Material supplied:
◆ ◆ ◆
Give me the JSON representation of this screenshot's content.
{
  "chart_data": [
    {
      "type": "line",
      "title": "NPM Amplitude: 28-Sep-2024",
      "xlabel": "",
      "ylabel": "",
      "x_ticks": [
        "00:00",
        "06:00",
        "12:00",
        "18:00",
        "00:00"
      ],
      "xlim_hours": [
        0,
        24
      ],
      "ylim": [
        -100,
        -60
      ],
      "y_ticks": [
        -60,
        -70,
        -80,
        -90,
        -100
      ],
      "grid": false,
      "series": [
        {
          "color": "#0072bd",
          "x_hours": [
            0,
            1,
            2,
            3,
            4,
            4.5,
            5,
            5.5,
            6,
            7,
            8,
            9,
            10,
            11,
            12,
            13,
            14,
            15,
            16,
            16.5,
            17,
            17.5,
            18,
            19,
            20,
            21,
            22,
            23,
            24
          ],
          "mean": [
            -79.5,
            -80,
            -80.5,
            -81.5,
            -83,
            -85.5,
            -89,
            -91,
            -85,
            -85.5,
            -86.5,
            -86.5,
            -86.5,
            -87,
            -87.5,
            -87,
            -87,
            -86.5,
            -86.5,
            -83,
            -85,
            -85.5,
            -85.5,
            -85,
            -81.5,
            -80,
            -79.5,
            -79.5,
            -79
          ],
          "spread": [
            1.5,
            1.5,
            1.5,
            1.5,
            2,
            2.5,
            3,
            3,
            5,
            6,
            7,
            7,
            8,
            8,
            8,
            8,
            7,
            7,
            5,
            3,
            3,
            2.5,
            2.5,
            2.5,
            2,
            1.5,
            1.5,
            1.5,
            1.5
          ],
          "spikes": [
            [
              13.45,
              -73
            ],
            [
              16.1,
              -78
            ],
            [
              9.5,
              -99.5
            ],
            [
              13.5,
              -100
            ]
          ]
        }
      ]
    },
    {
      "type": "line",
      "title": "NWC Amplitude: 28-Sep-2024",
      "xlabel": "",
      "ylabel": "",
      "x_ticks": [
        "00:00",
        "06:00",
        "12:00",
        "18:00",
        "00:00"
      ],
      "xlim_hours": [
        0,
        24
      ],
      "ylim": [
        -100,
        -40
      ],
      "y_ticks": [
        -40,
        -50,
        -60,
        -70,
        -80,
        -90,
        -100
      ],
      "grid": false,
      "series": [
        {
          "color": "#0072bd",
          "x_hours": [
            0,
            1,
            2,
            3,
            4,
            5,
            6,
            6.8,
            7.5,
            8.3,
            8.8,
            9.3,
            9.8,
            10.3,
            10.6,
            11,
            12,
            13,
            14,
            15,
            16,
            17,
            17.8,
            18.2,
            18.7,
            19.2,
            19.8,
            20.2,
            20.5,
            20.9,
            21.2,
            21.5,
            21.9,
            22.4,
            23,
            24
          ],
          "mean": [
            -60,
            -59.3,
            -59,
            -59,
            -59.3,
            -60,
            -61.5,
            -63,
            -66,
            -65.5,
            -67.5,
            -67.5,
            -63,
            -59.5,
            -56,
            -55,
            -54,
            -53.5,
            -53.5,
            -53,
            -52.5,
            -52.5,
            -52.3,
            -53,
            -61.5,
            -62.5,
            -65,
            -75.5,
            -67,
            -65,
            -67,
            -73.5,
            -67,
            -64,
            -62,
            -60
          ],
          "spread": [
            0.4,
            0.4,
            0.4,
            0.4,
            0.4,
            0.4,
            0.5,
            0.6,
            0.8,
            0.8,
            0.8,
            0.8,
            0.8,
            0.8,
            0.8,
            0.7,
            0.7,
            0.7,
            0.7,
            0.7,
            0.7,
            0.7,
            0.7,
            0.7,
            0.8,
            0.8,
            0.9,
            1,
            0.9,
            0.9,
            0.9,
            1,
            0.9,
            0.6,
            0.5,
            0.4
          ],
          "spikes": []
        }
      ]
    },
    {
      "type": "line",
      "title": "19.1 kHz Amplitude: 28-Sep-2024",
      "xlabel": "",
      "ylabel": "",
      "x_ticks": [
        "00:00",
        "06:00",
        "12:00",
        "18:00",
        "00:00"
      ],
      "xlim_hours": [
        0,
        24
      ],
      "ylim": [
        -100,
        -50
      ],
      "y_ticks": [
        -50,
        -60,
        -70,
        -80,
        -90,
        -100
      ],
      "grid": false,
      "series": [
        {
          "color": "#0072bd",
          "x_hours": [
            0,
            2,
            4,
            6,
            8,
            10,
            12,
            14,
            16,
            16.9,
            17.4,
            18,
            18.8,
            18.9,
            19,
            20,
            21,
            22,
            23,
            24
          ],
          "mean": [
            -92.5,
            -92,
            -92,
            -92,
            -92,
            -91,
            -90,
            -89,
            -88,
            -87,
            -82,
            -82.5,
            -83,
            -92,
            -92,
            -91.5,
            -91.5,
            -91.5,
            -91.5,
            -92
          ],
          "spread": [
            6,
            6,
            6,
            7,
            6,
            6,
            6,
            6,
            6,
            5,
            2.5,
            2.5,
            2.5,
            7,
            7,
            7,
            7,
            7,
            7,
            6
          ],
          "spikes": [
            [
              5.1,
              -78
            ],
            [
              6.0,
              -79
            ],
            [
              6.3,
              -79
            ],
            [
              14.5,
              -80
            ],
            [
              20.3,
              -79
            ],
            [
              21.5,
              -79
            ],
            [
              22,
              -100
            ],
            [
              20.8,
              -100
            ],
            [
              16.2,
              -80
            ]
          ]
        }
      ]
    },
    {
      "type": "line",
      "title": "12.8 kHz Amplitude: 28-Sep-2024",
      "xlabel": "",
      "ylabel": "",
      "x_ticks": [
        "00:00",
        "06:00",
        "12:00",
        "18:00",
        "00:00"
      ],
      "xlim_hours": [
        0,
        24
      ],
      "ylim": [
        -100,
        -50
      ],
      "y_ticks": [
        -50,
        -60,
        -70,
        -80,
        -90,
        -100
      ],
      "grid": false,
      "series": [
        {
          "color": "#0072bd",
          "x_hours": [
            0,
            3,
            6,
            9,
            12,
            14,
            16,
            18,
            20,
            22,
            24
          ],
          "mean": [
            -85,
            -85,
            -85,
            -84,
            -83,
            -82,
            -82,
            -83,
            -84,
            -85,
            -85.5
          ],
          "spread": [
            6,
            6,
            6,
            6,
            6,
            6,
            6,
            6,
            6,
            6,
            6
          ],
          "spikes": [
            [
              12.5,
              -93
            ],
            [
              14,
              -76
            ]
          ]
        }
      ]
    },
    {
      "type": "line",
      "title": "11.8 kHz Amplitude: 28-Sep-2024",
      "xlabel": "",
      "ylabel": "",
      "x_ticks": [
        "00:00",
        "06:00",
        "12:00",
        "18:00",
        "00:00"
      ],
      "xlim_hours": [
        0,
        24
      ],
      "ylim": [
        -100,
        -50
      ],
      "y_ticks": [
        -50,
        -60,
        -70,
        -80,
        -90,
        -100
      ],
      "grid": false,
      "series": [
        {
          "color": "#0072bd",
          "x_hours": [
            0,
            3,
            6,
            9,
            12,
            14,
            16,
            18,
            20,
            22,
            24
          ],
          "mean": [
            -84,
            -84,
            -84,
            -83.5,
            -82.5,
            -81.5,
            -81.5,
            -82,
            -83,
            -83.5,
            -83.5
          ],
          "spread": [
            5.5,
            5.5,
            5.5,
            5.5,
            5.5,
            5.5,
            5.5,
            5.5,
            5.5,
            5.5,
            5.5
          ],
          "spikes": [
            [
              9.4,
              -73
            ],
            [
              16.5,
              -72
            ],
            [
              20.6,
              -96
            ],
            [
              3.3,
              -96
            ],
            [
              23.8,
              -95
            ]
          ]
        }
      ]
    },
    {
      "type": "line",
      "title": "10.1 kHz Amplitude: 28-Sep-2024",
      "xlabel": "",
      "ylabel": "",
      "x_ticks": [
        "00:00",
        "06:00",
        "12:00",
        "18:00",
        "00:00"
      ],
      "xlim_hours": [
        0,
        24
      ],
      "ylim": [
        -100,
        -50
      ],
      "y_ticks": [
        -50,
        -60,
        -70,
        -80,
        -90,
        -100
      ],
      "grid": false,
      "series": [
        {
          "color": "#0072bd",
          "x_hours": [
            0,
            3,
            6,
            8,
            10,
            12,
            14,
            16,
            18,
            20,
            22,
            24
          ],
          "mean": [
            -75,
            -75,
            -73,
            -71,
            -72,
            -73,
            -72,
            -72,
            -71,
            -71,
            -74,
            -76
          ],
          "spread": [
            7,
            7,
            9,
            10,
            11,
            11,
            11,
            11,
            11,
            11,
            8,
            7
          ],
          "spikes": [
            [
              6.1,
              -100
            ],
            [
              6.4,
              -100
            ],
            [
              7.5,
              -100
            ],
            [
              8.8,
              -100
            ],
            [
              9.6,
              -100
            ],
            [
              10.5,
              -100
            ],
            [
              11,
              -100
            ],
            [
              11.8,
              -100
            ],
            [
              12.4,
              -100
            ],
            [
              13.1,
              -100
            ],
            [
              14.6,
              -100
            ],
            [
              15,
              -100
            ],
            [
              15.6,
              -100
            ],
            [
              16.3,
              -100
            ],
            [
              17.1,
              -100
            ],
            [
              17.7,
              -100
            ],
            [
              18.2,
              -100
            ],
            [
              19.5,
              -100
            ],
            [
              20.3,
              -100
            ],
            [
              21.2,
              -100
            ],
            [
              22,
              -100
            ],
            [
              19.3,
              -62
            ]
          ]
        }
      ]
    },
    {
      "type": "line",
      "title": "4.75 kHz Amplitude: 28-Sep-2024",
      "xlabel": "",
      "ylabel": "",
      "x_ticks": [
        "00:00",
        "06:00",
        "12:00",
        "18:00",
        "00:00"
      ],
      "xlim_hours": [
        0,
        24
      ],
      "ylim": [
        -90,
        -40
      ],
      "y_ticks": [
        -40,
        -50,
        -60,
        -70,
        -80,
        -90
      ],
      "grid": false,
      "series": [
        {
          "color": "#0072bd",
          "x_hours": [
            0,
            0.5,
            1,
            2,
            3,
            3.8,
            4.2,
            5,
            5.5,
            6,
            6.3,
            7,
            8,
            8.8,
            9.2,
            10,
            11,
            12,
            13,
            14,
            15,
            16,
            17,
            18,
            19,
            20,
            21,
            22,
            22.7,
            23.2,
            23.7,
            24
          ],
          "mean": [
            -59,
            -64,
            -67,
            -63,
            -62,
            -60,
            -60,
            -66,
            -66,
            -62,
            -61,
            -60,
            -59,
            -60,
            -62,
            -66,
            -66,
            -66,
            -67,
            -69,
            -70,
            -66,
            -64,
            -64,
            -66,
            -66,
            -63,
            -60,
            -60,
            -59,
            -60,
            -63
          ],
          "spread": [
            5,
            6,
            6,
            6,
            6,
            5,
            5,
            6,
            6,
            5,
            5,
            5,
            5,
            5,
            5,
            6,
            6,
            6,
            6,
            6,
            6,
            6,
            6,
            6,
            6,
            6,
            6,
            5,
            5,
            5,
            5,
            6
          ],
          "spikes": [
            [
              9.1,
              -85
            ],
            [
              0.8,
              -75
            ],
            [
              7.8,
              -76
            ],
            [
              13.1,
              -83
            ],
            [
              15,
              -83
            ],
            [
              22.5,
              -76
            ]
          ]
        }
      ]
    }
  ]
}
◆ ◆ ◆
What is needed: Show every line from the entries above in which "title" appears.

The response:
      "title": "NPM Amplitude: 28-Sep-2024",
      "title": "NWC Amplitude: 28-Sep-2024",
      "title": "19.1 kHz Amplitude: 28-Sep-2024",
      "title": "12.8 kHz Amplitude: 28-Sep-2024",
      "title": "11.8 kHz Amplitude: 28-Sep-2024",
      "title": "10.1 kHz Amplitude: 28-Sep-2024",
      "title": "4.75 kHz Amplitude: 28-Sep-2024",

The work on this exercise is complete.